### WHAT IS NEEDED
Pull every "than" line out of the data below.

### TASK DATA
-- START --
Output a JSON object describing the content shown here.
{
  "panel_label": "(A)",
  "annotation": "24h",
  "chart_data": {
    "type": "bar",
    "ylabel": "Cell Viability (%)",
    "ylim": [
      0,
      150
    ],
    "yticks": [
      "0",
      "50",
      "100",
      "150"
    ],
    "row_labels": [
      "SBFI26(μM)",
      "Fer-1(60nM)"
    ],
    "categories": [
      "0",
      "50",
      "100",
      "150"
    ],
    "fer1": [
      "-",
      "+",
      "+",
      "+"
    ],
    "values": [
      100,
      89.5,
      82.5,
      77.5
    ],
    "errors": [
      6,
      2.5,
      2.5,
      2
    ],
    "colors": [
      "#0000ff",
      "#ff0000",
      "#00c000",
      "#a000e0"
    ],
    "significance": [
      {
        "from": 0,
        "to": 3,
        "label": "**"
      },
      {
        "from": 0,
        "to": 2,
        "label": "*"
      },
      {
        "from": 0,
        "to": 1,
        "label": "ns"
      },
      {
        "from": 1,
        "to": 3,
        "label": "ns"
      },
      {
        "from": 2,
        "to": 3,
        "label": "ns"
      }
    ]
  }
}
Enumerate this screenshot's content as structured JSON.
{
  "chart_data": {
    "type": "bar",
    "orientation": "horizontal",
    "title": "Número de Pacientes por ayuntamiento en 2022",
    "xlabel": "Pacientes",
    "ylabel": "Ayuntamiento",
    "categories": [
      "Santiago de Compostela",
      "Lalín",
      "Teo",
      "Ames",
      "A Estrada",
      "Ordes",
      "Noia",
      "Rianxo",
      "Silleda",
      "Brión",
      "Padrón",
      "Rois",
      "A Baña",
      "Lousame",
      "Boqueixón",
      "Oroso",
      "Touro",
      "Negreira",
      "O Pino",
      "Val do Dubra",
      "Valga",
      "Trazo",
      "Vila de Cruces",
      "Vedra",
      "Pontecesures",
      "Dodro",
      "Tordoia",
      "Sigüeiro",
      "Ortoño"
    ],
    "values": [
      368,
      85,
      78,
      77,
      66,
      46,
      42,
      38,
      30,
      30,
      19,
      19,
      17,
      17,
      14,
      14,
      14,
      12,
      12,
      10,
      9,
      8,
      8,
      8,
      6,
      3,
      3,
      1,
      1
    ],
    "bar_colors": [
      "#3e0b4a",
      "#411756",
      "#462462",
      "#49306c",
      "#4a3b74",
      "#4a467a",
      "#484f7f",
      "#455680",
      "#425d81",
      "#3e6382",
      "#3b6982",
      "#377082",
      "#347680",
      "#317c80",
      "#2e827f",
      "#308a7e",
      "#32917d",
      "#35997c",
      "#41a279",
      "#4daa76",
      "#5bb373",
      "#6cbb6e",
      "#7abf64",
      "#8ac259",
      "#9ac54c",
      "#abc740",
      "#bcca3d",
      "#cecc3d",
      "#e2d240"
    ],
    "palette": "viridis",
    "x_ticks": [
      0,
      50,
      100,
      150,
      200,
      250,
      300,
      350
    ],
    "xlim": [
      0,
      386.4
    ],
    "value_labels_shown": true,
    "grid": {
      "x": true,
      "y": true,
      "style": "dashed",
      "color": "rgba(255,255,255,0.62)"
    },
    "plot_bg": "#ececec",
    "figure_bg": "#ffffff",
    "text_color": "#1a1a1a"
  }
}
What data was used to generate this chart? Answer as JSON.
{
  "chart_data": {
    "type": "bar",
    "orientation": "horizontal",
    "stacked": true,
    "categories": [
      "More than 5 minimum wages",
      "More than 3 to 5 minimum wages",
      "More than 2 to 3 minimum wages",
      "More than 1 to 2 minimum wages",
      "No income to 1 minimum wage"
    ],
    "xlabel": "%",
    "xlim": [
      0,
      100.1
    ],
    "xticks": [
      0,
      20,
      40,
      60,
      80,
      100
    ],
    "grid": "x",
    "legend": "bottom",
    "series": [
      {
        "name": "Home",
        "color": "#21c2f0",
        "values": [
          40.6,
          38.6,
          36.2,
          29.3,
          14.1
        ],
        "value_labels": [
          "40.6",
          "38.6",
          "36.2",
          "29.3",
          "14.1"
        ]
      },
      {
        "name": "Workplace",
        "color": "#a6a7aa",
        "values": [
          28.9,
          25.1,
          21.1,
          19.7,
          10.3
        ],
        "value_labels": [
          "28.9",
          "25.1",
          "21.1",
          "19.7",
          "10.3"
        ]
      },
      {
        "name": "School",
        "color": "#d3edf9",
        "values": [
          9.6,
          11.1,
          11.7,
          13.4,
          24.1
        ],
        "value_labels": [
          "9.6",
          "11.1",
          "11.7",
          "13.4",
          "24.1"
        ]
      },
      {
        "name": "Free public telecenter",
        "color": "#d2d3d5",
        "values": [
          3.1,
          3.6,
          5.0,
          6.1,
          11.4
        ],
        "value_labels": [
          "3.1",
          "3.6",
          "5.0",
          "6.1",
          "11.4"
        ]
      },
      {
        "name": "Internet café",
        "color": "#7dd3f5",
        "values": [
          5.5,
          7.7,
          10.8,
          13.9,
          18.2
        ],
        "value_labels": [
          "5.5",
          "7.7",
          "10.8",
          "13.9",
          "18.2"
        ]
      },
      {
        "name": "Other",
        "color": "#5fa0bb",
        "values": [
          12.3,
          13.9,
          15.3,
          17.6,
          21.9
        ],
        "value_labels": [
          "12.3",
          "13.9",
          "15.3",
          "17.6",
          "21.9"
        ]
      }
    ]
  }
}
-- END --
### TASK ANSWER
      "More than 5 minimum wages",
      "More than 3 to 5 minimum wages",
      "More than 2 to 3 minimum wages",
      "More than 1 to 2 minimum wages",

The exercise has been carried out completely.